==== Supplied information

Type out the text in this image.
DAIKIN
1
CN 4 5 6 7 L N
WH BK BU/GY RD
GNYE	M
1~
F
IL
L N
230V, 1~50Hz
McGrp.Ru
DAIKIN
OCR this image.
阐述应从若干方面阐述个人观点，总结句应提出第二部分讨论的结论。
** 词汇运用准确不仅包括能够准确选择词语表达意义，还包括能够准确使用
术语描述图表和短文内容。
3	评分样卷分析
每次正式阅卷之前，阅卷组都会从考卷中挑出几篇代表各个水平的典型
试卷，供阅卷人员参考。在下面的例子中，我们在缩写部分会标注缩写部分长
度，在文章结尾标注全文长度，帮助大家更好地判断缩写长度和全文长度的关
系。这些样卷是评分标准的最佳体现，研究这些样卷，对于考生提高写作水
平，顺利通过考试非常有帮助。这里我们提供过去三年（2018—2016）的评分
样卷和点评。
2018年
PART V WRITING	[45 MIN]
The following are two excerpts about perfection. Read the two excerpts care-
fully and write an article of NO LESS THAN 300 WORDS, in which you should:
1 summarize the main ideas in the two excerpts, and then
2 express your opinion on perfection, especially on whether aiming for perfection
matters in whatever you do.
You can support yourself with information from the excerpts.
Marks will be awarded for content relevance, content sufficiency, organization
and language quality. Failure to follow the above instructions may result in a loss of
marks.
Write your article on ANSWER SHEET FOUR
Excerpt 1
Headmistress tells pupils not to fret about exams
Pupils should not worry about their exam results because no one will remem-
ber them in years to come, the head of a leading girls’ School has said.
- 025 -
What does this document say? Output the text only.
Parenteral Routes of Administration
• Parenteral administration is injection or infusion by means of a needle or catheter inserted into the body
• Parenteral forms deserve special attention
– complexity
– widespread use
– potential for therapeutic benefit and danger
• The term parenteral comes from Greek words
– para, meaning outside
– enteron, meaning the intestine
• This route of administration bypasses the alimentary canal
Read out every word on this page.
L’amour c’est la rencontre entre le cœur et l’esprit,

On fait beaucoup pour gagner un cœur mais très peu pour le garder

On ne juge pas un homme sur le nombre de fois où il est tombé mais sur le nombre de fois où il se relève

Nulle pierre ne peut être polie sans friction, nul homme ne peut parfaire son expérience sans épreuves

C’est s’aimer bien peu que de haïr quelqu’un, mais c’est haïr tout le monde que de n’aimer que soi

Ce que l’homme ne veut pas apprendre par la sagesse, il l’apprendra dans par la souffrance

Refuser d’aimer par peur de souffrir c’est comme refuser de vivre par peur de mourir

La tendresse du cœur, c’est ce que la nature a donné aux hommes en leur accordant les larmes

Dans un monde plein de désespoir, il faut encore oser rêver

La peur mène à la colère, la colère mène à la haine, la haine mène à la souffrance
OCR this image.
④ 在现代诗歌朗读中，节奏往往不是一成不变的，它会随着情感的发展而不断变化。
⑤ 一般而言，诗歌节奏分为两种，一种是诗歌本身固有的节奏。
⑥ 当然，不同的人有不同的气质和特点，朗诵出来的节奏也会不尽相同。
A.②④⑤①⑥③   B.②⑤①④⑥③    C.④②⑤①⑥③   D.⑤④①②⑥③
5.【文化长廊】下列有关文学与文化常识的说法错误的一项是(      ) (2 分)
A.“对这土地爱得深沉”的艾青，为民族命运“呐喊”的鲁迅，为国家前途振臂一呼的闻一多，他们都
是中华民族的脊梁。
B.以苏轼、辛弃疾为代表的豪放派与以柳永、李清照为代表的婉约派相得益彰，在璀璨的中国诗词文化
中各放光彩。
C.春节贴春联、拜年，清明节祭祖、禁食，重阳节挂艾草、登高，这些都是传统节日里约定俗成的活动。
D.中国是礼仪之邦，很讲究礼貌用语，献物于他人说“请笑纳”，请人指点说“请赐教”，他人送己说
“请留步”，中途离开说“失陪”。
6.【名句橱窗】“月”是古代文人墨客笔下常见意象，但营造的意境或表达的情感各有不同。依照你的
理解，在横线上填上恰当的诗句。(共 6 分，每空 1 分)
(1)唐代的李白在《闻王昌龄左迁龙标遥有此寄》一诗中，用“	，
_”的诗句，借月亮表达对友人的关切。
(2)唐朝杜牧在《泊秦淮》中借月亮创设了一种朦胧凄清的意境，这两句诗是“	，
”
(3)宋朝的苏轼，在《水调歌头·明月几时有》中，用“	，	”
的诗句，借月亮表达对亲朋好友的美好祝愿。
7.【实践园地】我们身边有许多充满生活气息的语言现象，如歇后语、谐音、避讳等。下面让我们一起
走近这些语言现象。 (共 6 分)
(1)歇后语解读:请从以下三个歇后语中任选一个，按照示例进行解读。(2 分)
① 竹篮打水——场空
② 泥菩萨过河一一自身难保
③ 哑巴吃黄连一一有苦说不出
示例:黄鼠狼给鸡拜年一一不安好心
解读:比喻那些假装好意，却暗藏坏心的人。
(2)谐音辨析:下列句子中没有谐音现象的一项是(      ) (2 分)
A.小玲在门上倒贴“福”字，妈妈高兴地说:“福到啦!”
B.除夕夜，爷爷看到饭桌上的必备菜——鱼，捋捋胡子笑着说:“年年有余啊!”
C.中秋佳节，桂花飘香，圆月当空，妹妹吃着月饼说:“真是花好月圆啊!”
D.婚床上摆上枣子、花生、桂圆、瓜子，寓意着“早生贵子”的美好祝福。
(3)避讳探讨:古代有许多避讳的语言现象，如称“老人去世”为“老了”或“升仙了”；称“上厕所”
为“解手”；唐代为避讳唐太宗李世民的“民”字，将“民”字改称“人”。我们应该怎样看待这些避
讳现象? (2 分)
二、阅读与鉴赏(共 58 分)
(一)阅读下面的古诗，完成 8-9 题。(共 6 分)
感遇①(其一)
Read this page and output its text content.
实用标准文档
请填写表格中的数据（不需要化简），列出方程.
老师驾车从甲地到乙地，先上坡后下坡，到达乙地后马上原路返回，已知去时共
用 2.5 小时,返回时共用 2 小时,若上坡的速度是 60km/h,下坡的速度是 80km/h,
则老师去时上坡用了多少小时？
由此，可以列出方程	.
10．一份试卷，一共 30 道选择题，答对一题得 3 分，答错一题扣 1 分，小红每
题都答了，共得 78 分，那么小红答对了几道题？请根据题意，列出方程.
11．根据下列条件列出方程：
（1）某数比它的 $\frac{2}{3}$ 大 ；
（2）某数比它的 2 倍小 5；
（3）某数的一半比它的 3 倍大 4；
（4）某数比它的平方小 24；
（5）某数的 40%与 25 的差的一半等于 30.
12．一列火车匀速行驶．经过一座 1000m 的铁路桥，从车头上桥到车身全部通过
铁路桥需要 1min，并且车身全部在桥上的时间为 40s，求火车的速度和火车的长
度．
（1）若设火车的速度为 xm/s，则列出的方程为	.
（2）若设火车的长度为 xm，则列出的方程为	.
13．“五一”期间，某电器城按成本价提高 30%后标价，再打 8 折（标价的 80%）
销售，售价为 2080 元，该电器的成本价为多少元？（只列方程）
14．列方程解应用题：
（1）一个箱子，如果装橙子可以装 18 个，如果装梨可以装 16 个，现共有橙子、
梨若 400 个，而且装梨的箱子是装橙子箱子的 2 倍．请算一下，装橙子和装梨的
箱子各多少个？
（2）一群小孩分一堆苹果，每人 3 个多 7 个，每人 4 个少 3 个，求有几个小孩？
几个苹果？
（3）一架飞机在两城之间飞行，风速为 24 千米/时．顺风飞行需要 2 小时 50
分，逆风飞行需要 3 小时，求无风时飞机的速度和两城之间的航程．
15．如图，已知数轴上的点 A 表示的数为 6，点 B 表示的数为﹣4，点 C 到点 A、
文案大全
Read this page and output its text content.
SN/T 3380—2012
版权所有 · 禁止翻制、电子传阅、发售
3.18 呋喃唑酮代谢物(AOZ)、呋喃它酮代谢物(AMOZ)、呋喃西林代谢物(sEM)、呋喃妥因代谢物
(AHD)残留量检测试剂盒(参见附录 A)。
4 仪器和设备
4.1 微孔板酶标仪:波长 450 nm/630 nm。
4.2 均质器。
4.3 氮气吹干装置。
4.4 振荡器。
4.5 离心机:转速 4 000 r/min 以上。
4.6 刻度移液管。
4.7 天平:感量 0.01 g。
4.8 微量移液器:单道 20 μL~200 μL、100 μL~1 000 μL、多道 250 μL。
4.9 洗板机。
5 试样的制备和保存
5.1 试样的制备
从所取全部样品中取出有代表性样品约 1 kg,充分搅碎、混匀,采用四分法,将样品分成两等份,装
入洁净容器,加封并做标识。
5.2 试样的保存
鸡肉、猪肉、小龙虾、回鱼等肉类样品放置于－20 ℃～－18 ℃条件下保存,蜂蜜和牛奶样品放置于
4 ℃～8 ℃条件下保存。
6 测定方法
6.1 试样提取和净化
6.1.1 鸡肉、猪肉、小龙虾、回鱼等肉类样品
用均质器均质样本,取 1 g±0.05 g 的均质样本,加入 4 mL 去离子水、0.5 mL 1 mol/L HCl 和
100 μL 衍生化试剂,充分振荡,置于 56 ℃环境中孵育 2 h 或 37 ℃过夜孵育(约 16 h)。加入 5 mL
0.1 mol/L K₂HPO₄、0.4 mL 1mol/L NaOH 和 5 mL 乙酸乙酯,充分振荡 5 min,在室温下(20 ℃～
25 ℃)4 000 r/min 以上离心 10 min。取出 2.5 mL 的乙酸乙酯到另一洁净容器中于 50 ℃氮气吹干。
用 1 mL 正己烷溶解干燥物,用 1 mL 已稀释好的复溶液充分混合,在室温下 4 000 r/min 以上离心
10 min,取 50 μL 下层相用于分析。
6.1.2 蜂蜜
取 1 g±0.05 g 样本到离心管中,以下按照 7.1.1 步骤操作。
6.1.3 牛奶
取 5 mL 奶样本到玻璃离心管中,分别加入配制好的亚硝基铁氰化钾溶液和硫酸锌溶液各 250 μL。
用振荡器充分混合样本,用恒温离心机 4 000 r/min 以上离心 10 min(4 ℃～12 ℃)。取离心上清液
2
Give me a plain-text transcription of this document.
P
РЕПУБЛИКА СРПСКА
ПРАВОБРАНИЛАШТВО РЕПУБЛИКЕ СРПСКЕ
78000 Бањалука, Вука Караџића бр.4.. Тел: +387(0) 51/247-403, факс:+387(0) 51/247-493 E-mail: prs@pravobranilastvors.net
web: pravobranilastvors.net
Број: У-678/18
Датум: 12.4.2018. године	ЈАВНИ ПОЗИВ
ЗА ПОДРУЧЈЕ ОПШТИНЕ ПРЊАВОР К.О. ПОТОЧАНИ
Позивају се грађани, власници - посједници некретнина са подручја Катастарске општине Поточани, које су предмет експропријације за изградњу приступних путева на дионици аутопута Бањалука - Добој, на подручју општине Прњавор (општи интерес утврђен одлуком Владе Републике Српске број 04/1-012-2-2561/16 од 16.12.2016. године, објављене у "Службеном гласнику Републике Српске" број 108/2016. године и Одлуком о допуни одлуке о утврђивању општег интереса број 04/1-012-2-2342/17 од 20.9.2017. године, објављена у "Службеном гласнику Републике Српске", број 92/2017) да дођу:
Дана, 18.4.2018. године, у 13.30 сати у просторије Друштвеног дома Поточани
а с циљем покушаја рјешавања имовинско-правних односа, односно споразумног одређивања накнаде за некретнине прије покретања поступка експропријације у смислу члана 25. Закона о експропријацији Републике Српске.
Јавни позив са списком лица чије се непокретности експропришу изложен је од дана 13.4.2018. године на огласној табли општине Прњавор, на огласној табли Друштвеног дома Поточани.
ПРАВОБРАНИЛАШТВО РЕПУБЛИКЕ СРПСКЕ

========

_Prompt_
Show the lines that mention the word "about".

_Final result_
The following are two excerpts about perfection. Read the two excerpts care-
Headmistress tells pupils not to fret about exams
Pupils should not worry about their exam results because no one will remem-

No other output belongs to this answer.